[start]

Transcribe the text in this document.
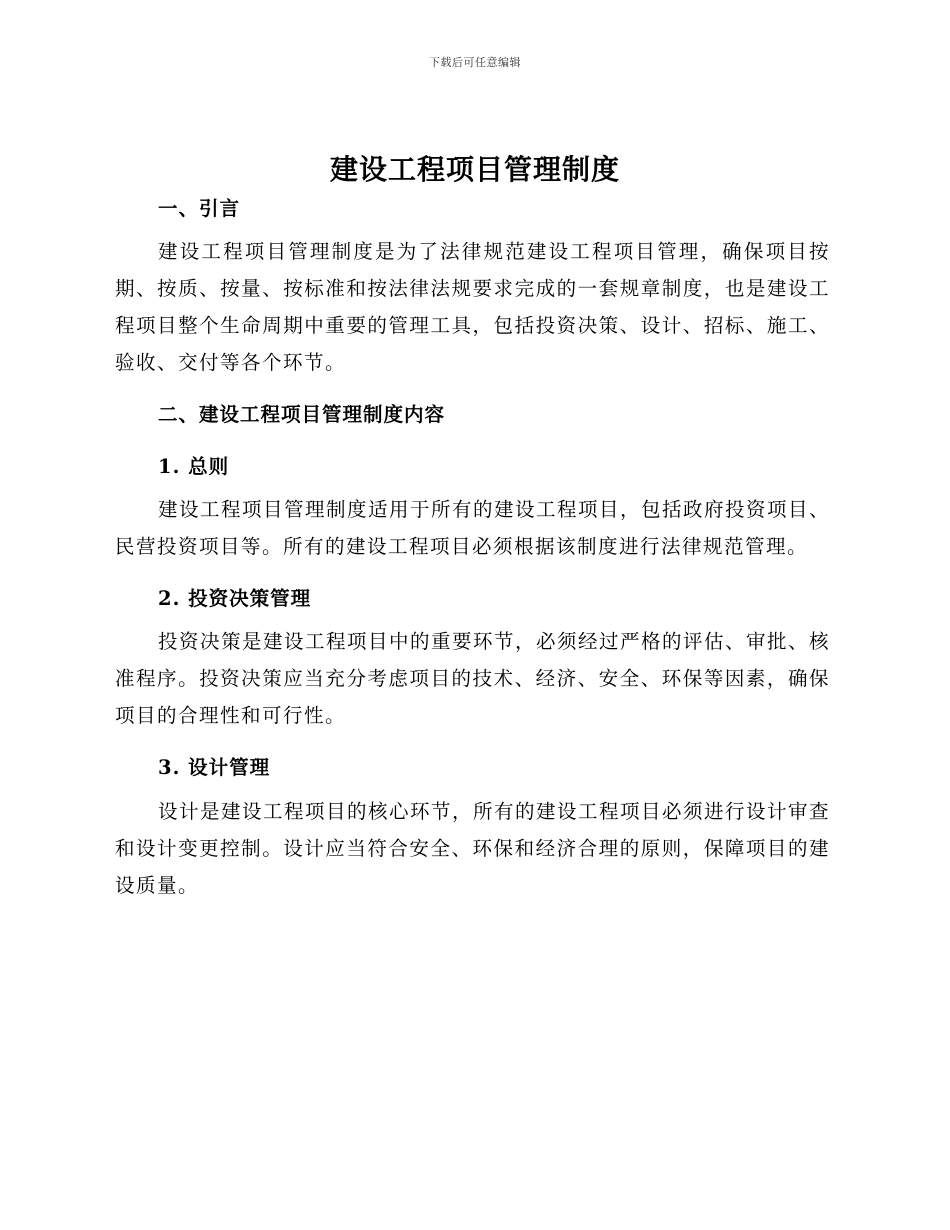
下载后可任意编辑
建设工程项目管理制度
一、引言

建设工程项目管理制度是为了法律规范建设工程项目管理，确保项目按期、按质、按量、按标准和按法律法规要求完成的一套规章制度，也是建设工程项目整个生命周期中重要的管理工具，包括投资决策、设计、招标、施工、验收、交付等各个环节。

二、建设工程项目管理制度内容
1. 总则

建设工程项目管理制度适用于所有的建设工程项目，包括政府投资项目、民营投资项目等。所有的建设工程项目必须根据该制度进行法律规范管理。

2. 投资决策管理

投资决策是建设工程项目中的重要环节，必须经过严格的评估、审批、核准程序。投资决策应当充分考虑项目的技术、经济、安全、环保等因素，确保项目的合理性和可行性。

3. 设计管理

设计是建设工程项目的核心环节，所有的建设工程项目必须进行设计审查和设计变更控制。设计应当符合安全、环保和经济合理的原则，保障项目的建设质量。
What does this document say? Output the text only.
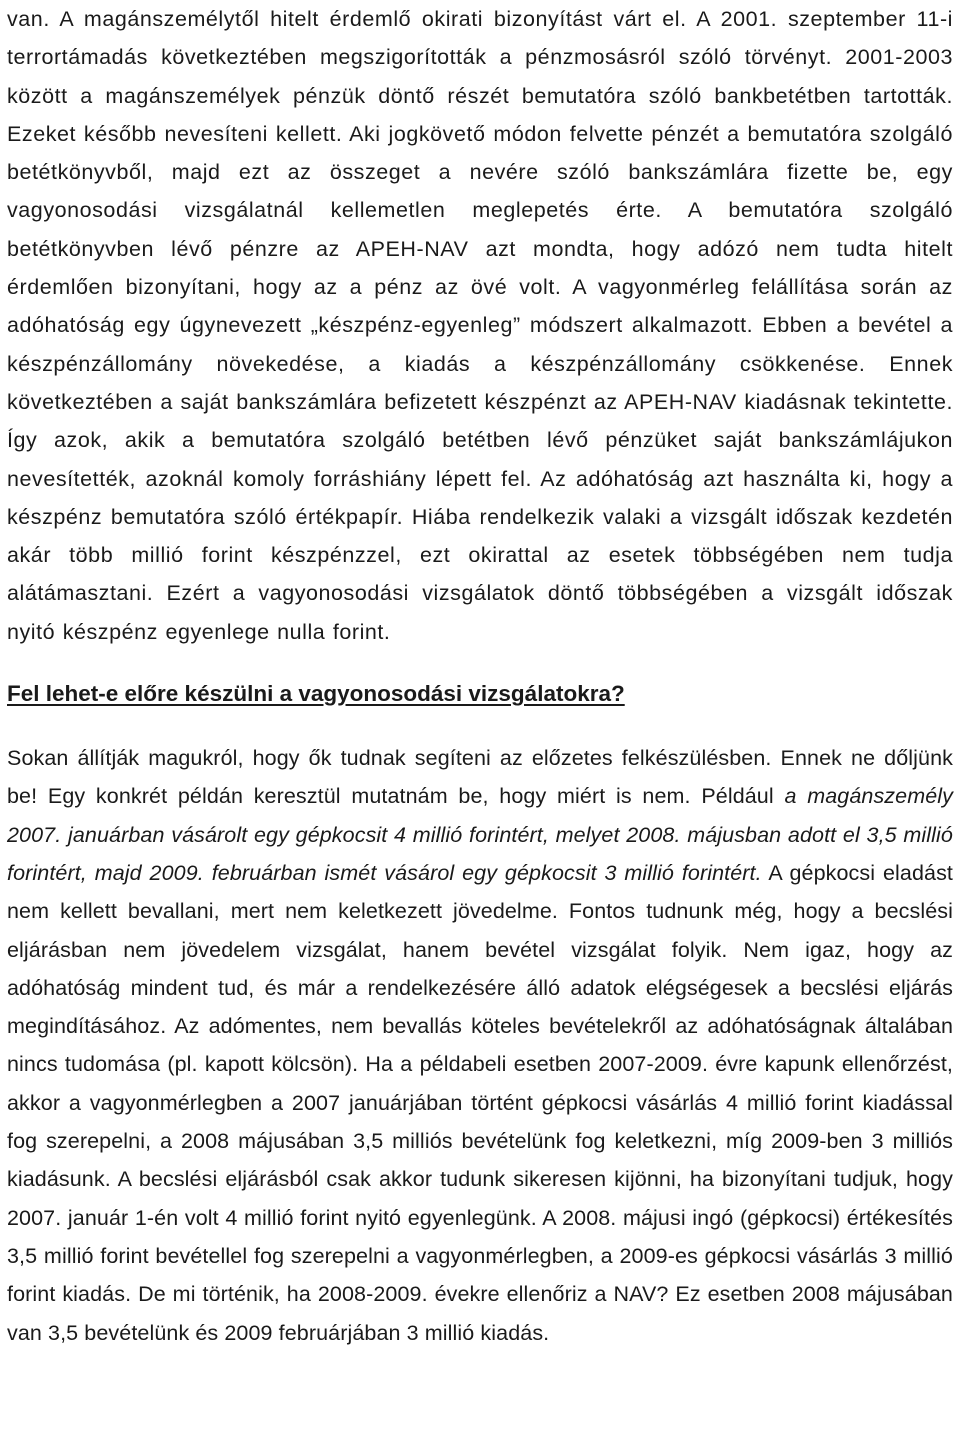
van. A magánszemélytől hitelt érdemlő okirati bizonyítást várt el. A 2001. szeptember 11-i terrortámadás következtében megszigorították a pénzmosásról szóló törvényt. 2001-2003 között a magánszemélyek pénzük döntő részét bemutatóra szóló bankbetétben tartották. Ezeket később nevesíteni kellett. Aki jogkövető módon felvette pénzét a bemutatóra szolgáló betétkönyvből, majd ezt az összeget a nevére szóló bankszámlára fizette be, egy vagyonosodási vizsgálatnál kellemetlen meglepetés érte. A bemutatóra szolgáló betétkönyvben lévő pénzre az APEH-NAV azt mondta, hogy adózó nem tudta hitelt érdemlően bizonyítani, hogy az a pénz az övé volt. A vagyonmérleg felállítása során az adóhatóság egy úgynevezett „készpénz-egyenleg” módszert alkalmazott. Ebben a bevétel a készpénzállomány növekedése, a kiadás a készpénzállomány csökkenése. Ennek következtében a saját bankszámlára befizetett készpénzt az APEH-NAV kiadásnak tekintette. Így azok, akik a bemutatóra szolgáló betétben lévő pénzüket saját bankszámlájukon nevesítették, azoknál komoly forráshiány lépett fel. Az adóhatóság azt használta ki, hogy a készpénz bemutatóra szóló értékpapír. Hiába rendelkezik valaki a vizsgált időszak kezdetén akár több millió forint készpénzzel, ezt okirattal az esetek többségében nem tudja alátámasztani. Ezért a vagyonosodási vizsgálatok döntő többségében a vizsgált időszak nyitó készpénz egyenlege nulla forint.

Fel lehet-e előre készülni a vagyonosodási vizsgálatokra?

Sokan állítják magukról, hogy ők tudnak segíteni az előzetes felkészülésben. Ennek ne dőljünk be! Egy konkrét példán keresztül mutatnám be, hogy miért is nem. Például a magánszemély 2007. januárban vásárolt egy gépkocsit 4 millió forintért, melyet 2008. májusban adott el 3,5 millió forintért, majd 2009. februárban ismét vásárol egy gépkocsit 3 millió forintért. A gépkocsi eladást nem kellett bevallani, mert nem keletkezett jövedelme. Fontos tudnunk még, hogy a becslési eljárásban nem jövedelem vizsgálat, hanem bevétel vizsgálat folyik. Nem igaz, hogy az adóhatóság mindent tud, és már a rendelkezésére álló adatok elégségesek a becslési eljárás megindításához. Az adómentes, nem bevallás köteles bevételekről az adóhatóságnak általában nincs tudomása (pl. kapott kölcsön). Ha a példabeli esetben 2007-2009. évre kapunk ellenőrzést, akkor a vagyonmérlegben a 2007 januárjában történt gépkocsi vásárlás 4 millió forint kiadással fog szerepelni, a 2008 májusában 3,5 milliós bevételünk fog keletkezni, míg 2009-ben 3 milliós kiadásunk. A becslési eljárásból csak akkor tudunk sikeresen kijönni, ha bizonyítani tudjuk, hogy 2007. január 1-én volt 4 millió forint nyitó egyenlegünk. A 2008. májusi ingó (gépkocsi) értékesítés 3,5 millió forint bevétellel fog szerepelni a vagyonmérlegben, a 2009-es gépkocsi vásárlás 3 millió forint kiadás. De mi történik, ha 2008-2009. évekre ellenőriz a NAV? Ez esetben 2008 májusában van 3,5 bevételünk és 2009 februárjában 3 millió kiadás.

[end]
[start]

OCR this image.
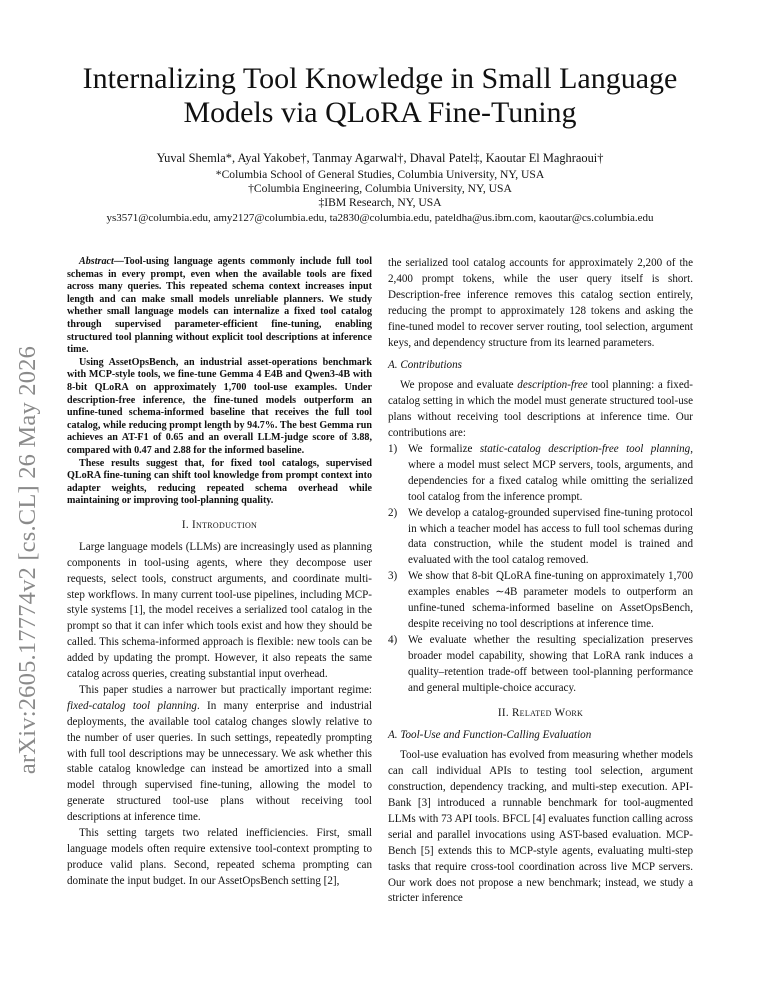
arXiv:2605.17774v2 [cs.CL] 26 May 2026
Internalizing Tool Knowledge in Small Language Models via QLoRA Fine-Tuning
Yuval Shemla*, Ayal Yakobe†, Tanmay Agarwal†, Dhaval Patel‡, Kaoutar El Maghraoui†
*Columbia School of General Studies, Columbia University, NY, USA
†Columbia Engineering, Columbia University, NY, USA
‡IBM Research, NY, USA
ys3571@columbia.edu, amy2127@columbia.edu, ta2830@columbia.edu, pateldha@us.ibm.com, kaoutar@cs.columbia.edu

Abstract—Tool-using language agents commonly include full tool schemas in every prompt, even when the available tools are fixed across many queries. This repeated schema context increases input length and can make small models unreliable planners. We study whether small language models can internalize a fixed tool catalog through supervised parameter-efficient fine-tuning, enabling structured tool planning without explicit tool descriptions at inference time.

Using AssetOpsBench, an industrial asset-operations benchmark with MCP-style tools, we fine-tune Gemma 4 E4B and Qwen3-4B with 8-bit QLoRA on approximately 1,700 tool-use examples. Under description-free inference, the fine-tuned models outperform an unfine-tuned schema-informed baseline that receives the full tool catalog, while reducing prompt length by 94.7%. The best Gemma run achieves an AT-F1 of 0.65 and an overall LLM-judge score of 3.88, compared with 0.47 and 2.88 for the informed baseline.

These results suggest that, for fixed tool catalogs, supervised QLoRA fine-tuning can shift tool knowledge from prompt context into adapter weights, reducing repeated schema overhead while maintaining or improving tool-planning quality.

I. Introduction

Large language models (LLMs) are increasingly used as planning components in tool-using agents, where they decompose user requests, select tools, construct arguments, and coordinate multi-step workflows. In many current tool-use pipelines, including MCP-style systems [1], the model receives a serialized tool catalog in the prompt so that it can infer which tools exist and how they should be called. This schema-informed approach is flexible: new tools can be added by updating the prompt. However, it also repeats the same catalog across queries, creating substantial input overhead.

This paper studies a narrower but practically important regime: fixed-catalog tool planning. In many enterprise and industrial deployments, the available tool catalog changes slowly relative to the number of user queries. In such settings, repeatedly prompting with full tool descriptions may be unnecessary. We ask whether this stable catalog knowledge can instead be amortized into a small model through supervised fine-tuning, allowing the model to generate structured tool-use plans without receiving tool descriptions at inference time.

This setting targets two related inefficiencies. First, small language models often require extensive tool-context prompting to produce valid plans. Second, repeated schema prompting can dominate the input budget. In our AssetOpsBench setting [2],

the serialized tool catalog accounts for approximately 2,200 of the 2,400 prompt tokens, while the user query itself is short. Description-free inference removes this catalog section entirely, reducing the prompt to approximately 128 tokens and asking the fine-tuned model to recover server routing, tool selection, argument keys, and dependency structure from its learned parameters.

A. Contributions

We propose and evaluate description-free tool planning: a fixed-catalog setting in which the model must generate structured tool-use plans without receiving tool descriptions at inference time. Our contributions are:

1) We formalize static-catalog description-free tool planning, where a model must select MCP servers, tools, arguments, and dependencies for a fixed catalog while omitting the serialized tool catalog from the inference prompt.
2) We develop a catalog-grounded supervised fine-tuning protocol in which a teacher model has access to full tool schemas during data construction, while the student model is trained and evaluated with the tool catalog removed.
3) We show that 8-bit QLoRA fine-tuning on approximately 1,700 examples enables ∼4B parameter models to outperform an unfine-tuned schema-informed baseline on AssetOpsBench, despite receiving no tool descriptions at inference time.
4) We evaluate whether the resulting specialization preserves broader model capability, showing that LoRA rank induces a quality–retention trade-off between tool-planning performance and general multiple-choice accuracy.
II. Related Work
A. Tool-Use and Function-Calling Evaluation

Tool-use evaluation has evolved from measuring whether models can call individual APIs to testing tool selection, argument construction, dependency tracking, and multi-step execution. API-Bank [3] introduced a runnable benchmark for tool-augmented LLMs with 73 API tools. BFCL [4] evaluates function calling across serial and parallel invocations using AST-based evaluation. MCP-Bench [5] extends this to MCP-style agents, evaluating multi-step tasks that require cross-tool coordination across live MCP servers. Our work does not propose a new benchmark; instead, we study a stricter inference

[end]
[start]

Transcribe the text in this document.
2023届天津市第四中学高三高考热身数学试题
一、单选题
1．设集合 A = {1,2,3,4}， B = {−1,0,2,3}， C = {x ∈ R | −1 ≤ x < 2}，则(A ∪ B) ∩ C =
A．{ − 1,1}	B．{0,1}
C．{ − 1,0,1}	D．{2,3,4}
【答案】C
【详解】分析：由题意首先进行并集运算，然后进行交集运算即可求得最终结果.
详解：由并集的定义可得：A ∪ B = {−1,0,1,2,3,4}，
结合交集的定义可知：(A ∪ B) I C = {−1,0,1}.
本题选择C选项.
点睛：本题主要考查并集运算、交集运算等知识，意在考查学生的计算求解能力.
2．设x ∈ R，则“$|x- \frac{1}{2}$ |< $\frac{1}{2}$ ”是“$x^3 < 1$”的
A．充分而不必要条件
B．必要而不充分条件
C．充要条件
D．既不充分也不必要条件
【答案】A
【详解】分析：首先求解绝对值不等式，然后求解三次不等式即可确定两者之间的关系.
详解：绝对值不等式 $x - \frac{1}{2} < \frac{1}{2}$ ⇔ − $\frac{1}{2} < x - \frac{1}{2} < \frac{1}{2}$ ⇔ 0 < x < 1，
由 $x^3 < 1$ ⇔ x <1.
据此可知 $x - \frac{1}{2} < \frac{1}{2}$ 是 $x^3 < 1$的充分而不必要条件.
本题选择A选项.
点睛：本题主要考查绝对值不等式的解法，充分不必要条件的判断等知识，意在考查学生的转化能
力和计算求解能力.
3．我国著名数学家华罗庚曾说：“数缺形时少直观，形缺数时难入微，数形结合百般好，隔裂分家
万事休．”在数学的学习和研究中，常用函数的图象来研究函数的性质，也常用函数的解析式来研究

[end]

Task brief:
Determine how many lines of the listing above hold the word "construction". Report that number without anything else.

Exercise output:
2